__JOB__. Within this material, how many lines have the string "name" in them? The answer is a number, with nothing added.
Start of RECORDS
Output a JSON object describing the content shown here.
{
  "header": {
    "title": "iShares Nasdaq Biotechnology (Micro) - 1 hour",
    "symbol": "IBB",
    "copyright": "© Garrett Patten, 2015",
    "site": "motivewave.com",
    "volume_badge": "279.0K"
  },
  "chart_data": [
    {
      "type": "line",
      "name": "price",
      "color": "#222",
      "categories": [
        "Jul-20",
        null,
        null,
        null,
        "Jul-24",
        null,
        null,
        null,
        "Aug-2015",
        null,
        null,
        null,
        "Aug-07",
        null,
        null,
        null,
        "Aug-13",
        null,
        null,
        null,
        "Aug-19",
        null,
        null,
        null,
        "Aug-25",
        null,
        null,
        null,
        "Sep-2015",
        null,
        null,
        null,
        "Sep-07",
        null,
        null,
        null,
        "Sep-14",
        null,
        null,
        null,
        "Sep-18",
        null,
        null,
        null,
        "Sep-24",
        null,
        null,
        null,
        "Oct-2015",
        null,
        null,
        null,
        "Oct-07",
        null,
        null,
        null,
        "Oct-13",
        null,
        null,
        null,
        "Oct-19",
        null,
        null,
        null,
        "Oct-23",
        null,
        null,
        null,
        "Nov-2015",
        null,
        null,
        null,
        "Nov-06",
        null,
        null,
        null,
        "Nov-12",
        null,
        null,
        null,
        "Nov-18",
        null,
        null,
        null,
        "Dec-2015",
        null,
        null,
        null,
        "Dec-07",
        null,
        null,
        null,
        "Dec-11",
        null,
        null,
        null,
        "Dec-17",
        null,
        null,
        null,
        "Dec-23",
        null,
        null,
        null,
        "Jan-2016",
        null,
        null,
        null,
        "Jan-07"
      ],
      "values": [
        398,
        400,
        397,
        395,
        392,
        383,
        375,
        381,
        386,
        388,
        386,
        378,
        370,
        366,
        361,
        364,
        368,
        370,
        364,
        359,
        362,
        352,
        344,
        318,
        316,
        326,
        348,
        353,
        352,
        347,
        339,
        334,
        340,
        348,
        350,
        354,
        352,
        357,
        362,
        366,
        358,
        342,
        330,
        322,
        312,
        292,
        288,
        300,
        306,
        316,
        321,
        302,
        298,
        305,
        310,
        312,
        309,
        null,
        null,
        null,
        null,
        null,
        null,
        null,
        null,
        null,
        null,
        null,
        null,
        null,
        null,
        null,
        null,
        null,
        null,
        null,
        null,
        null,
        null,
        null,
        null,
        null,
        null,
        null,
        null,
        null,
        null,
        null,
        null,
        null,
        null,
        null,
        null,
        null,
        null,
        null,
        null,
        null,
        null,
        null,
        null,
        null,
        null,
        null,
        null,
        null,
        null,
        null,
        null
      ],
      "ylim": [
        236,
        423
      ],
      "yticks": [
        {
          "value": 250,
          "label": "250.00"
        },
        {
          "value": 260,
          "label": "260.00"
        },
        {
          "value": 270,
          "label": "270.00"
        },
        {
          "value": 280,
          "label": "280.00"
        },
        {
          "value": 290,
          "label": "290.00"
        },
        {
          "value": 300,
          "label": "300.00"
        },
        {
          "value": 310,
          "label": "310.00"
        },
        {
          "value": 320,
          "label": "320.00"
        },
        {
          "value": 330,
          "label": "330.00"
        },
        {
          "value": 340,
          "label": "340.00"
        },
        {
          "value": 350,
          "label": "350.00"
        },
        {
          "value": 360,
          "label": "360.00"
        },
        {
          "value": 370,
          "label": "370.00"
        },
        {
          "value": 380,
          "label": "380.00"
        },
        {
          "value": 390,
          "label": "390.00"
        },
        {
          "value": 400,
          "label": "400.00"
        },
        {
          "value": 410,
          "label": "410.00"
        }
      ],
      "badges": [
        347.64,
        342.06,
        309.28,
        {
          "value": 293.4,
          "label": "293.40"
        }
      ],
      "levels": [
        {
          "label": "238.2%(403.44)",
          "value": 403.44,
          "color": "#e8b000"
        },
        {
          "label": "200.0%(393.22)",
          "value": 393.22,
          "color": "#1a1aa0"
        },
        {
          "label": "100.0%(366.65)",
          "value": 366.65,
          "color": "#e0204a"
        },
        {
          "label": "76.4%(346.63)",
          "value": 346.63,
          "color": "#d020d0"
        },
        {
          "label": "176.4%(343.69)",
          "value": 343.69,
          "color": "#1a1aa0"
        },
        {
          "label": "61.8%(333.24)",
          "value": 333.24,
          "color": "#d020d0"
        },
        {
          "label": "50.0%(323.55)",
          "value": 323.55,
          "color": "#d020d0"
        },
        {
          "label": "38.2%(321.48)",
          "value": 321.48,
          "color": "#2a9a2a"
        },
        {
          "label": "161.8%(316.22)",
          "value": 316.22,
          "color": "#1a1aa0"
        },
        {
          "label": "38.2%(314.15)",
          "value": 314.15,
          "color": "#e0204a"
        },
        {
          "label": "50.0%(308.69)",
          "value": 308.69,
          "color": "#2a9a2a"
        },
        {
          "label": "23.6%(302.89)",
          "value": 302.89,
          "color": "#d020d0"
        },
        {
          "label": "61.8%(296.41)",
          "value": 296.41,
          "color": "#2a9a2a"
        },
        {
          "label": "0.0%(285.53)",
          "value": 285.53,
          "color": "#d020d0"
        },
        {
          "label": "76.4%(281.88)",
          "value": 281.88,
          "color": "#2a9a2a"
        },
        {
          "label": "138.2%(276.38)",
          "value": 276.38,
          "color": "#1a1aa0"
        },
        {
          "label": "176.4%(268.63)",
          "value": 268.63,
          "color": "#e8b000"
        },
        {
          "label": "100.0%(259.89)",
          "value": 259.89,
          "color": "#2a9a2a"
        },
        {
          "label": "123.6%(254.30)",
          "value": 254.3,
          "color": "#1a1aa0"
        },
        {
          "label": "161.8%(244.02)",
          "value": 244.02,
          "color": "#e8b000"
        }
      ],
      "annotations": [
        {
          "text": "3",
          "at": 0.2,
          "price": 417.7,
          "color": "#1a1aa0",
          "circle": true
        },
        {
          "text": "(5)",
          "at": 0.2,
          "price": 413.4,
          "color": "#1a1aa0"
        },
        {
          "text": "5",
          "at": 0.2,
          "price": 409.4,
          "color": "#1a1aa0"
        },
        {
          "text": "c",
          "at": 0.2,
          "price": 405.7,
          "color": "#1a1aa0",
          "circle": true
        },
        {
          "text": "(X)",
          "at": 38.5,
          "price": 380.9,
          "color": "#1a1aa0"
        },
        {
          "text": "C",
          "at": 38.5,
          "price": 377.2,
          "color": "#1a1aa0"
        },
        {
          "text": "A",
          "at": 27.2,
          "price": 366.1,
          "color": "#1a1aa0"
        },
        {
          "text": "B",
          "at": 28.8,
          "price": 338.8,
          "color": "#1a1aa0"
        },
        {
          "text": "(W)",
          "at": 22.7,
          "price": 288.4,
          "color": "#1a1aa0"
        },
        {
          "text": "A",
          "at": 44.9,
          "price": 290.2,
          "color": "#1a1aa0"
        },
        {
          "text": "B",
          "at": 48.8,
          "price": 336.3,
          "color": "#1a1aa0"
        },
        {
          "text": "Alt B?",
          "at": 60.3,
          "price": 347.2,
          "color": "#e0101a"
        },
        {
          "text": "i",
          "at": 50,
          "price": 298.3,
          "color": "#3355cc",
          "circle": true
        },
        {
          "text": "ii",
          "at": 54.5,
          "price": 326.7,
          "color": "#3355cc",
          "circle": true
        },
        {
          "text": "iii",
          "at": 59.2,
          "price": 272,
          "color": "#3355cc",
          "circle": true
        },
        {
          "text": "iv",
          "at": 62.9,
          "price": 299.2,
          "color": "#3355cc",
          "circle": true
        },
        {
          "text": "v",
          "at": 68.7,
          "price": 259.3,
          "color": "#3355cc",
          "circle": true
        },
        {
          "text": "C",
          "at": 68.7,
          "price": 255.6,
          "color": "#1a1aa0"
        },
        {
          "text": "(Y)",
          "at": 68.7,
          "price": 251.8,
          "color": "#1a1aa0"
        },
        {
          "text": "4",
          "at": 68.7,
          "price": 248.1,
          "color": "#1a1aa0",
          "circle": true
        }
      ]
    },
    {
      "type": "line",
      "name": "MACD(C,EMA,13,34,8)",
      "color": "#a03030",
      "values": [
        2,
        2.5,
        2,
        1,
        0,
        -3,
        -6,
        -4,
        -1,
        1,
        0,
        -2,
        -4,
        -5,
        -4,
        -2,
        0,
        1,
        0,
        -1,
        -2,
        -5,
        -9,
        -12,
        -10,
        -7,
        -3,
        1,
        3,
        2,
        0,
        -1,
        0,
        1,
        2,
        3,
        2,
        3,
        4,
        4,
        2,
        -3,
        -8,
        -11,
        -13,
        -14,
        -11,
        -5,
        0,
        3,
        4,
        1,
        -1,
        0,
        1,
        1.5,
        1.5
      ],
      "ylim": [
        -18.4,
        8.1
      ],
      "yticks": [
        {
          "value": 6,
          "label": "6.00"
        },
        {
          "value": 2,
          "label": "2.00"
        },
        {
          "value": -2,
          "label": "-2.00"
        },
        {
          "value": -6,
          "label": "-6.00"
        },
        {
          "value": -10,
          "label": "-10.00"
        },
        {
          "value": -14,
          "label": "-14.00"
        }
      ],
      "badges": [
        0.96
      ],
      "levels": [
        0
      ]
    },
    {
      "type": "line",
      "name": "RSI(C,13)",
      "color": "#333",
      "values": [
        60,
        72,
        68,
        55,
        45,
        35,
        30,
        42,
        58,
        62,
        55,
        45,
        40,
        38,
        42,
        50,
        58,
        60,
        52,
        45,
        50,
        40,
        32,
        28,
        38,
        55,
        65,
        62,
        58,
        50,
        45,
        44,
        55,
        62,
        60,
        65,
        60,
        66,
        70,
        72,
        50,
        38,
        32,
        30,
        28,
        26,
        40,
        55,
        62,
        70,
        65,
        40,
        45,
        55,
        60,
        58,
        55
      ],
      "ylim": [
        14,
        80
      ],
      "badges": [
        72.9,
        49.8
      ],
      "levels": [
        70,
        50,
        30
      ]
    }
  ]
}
End of RECORDS
__TASK RESULT__. 3